[Stored records]
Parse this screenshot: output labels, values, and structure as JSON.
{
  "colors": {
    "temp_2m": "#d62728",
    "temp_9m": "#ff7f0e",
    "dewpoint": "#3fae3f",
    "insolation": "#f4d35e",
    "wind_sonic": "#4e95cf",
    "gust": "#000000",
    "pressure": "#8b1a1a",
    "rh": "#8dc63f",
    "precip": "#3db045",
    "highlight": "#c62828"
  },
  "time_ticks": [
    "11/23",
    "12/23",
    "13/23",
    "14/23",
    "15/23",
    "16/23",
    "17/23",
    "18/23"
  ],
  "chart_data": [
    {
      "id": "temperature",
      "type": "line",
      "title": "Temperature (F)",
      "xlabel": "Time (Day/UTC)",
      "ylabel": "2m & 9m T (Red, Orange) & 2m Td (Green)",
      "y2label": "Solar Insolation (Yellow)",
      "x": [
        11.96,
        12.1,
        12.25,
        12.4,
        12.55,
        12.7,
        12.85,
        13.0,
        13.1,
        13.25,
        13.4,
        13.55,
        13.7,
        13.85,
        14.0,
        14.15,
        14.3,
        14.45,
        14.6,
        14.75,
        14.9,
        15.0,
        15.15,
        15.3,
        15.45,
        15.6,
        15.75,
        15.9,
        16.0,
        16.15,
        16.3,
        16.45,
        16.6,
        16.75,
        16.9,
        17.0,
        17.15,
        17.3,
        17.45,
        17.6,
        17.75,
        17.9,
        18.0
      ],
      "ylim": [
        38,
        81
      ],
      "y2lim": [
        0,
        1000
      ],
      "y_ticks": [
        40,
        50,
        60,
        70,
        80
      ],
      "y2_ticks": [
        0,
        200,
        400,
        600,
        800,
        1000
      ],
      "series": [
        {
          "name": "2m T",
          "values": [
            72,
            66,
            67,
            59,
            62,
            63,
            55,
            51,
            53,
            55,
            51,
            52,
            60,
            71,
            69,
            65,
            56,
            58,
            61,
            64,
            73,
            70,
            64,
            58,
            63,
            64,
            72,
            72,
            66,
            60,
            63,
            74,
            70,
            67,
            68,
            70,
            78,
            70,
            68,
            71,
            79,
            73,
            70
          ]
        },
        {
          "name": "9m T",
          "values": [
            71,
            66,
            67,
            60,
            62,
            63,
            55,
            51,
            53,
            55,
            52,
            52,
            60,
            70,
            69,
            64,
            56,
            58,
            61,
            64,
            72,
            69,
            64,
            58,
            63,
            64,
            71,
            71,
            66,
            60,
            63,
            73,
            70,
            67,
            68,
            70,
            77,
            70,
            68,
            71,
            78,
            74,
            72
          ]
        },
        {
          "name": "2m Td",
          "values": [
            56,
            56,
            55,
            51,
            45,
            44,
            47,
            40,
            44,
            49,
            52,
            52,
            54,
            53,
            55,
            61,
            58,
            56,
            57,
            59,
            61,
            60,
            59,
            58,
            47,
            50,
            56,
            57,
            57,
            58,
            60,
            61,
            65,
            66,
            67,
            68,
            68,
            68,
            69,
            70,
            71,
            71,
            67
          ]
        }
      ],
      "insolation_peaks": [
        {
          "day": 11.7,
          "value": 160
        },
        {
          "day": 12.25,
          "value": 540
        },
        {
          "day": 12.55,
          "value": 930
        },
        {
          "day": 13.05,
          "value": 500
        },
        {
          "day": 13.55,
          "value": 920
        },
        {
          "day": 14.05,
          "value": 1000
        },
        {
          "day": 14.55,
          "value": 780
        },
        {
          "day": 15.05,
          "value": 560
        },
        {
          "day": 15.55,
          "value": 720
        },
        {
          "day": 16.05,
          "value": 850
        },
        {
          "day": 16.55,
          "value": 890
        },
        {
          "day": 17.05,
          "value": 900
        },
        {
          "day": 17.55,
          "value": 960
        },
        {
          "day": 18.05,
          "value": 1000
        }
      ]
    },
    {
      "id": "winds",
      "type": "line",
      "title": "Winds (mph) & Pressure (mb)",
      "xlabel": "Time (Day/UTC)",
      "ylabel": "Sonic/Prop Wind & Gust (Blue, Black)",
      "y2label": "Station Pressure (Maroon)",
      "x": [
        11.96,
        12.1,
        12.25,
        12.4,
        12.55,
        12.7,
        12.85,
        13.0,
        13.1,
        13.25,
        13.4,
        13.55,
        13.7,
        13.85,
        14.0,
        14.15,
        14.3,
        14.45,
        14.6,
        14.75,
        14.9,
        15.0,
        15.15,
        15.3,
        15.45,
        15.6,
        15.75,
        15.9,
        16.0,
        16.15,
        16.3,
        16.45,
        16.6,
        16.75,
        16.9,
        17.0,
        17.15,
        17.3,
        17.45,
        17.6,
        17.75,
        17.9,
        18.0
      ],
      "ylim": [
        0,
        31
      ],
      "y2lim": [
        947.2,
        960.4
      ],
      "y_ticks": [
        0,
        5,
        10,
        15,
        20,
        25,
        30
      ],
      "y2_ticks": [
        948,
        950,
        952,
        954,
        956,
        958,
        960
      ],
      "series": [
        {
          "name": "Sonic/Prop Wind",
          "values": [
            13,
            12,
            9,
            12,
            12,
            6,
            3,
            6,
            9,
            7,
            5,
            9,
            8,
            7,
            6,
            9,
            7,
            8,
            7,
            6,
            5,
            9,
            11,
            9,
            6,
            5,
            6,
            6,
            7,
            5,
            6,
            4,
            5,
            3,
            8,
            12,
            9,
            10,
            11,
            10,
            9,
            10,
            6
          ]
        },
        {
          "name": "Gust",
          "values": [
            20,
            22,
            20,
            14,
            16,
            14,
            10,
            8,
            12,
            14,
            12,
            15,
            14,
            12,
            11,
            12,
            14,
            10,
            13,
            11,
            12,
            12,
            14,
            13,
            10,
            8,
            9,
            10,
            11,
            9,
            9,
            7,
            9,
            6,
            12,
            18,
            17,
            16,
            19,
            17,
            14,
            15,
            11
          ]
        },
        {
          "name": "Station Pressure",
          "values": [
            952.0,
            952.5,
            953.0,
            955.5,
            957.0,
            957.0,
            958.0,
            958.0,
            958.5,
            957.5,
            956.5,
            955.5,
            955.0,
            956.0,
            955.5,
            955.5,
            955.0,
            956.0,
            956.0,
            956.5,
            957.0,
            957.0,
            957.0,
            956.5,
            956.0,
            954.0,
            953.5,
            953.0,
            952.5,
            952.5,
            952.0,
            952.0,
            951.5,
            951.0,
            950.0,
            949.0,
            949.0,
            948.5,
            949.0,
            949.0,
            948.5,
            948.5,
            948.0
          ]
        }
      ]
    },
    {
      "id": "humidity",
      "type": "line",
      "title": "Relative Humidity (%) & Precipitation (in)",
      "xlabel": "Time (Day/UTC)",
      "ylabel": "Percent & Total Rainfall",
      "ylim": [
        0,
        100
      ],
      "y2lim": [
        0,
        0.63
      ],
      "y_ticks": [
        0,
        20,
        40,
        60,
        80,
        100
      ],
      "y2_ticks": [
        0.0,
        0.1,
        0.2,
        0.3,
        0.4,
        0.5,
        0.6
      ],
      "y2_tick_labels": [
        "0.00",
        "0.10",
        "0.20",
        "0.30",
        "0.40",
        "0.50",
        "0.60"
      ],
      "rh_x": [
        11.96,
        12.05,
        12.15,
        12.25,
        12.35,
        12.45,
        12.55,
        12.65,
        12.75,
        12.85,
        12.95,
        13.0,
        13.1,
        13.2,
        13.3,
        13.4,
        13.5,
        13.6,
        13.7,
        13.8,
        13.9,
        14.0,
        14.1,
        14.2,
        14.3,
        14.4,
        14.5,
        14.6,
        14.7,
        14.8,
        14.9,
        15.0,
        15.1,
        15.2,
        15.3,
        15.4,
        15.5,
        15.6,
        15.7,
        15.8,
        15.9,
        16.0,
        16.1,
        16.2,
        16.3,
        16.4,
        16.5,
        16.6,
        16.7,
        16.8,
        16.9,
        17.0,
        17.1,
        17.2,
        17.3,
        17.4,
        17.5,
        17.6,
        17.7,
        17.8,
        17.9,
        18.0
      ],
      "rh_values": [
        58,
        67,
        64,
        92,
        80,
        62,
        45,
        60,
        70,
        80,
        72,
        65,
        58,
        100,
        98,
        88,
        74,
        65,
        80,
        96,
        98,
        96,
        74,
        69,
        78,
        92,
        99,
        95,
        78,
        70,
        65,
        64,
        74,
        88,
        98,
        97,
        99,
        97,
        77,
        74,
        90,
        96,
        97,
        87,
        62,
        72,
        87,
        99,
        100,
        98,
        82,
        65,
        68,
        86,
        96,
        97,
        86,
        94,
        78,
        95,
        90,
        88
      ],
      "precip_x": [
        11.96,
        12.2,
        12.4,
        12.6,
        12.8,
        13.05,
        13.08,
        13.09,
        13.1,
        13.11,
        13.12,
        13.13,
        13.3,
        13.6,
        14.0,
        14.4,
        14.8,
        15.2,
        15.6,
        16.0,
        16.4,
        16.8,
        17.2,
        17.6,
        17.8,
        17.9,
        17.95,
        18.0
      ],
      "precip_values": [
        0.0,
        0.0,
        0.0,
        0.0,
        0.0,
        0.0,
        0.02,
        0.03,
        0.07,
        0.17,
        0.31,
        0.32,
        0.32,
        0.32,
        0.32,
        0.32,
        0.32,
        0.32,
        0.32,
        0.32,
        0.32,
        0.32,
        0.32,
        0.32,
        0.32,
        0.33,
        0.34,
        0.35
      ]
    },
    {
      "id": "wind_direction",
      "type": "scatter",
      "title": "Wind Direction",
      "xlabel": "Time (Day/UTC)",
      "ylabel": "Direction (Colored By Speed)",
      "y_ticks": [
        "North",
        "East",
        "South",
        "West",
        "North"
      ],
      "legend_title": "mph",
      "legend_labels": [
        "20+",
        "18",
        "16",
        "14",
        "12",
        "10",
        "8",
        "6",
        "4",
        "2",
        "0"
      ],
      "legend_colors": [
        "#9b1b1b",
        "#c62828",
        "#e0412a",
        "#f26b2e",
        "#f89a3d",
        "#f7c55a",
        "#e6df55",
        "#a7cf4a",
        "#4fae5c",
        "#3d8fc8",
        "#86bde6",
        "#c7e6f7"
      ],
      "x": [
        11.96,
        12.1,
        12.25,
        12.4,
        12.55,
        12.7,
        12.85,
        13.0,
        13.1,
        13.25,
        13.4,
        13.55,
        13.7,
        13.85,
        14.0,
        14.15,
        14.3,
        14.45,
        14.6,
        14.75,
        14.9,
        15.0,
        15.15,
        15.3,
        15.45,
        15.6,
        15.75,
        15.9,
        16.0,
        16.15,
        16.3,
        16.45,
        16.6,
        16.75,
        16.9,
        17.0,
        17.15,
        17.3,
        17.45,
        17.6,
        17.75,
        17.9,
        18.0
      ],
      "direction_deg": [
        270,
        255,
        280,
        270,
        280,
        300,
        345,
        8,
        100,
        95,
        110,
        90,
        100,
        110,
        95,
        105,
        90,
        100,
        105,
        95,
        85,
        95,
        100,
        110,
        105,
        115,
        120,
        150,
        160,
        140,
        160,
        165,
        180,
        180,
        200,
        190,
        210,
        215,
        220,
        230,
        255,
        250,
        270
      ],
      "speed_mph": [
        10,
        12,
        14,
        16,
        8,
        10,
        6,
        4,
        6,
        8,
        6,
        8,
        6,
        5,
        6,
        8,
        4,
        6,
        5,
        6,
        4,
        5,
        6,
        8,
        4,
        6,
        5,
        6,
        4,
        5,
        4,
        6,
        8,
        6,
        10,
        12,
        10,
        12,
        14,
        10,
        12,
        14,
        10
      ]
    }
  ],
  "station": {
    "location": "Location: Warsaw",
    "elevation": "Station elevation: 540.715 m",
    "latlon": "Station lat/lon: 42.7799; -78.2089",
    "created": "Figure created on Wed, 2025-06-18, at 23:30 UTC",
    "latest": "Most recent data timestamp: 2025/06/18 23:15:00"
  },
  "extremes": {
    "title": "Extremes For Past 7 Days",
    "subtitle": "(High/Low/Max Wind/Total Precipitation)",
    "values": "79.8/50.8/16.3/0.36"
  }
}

==

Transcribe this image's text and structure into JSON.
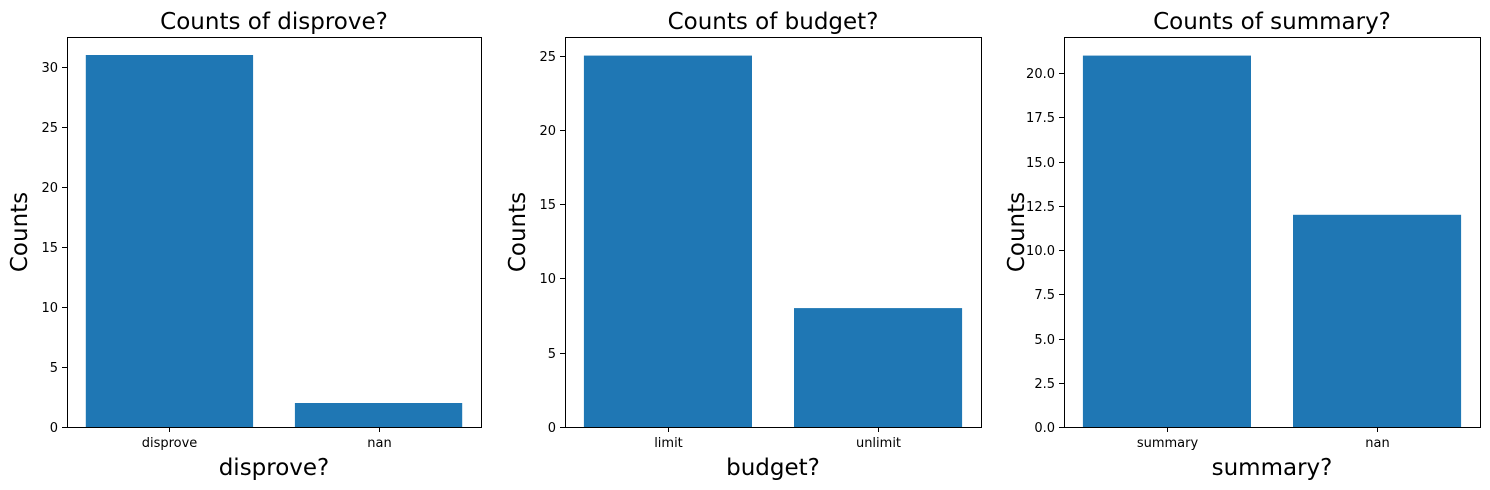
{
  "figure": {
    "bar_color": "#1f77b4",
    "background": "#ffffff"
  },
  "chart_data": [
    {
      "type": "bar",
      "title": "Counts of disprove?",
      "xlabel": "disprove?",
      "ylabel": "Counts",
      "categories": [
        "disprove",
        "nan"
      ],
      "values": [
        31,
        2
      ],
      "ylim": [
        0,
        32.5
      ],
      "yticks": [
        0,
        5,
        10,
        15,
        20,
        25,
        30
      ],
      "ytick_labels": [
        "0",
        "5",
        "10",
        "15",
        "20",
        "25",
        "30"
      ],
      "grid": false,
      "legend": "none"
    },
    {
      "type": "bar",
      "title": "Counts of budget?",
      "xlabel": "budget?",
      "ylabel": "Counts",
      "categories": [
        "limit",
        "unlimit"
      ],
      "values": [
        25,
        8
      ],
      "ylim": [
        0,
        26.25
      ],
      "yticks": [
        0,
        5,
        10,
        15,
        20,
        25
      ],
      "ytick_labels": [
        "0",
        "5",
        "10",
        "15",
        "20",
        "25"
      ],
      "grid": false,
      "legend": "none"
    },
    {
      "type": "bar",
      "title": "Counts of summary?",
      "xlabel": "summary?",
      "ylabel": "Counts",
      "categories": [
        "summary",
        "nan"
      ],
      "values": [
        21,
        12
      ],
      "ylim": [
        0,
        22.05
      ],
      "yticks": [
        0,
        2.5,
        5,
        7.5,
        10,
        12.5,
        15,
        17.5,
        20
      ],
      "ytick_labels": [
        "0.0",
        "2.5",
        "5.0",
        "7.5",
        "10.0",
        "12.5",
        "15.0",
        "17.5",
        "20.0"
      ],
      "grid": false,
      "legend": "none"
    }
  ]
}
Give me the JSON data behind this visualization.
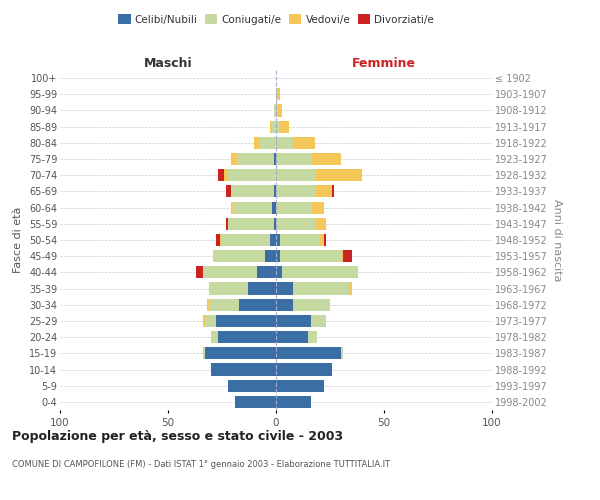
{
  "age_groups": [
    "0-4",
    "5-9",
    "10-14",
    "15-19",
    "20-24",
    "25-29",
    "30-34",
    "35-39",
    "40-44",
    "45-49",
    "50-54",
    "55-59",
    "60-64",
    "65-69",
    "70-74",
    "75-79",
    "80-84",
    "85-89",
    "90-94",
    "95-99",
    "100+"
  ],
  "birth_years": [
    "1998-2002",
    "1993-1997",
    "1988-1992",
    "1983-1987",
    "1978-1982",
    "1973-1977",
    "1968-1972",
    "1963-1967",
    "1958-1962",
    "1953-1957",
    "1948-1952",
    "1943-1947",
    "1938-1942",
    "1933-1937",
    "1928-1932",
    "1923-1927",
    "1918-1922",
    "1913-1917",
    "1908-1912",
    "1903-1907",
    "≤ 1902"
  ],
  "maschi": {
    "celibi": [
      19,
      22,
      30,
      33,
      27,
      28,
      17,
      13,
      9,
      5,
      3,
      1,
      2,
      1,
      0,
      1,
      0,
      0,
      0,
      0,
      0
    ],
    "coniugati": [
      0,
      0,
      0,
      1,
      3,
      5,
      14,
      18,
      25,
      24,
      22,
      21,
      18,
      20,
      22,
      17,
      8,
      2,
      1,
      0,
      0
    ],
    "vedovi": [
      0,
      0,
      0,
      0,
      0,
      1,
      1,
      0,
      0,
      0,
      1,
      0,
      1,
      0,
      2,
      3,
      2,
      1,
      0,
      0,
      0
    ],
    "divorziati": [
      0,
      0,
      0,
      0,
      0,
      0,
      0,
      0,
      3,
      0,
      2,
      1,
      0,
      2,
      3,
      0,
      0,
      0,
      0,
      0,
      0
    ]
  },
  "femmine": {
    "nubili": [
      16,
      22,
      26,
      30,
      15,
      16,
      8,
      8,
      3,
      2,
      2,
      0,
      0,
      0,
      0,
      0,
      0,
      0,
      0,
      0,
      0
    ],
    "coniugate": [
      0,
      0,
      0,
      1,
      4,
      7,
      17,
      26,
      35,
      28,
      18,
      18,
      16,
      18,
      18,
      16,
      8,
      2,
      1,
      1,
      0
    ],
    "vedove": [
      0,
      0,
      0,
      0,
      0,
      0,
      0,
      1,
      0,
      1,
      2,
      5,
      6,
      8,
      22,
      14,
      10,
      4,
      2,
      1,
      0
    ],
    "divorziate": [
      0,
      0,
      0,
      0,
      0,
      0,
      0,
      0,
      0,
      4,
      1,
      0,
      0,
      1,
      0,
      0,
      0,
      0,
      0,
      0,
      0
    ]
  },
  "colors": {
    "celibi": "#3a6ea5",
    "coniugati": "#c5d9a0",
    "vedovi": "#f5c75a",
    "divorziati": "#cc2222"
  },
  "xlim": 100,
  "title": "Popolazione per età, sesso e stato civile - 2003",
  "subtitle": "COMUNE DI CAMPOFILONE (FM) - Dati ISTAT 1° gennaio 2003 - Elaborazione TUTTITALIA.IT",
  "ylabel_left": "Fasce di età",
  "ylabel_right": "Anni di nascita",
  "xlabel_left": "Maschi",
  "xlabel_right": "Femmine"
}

▶ _Exercise directions_:
Identify all lines where the word "structure" shows up. Copy them.

▶ _Reply to the exercise_:
Parse this screenshot: output labels, values, and structure as JSON.
Transcribe this image's text and structure into JSON.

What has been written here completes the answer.